[Collected data entries]
%%

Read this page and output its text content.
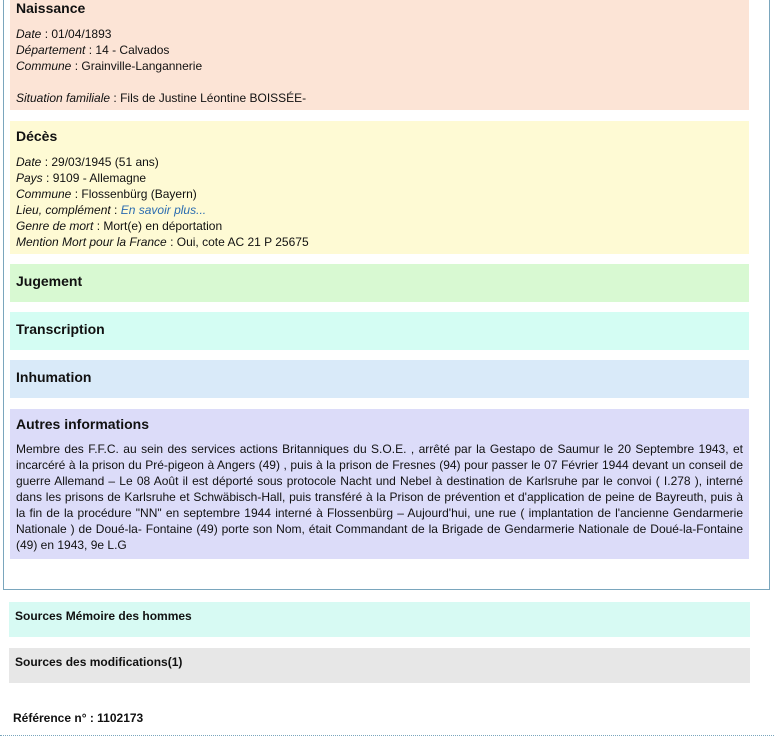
Naissance
Date : 01/04/1893
Département : 14 - Calvados
Commune : Grainville-Langannerie
Situation familiale : Fils de Justine Léontine BOISSÉE-
Décès
Date : 29/03/1945 (51 ans)
Pays : 9109 - Allemagne
Commune : Flossenbürg (Bayern)
Lieu, complément : En savoir plus...
Genre de mort : Mort(e) en déportation
Mention Mort pour la France : Oui, cote AC 21 P 25675
Jugement
Transcription
Inhumation
Autres informations
Membre des F.F.C. au sein des services actions Britanniques du S.O.E. , arrêté par la Gestapo de Saumur le 20 Septembre 1943, et incarcéré à la prison du Pré-pigeon à Angers (49) , puis à la prison de Fresnes (94) pour passer le 07 Février 1944 devant un conseil de guerre Allemand – Le 08 Août il est déporté sous protocole Nacht und Nebel à destination de Karlsruhe par le convoi ( I.278 ), interné dans les prisons de Karlsruhe et Schwäbisch-Hall, puis transféré à la Prison de prévention et d'application de peine de Bayreuth, puis à la fin de la procédure "NN" en septembre 1944 interné à Flossenbürg – Aujourd'hui, une rue ( implantation de l'ancienne Gendarmerie Nationale ) de Doué-la- Fontaine (49) porte son Nom, était Commandant de la Brigade de Gendarmerie Nationale de Doué-la-Fontaine (49) en 1943, 9e L.G
Sources Mémoire des hommes
Sources des modifications(1)
Référence n° : 1102173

%%

Using the listing above, gather each line that holds the string "Mort" and copy it.

Genre de mort : Mort(e) en déportation
Mention Mort pour la France : Oui, cote AC 21 P 25675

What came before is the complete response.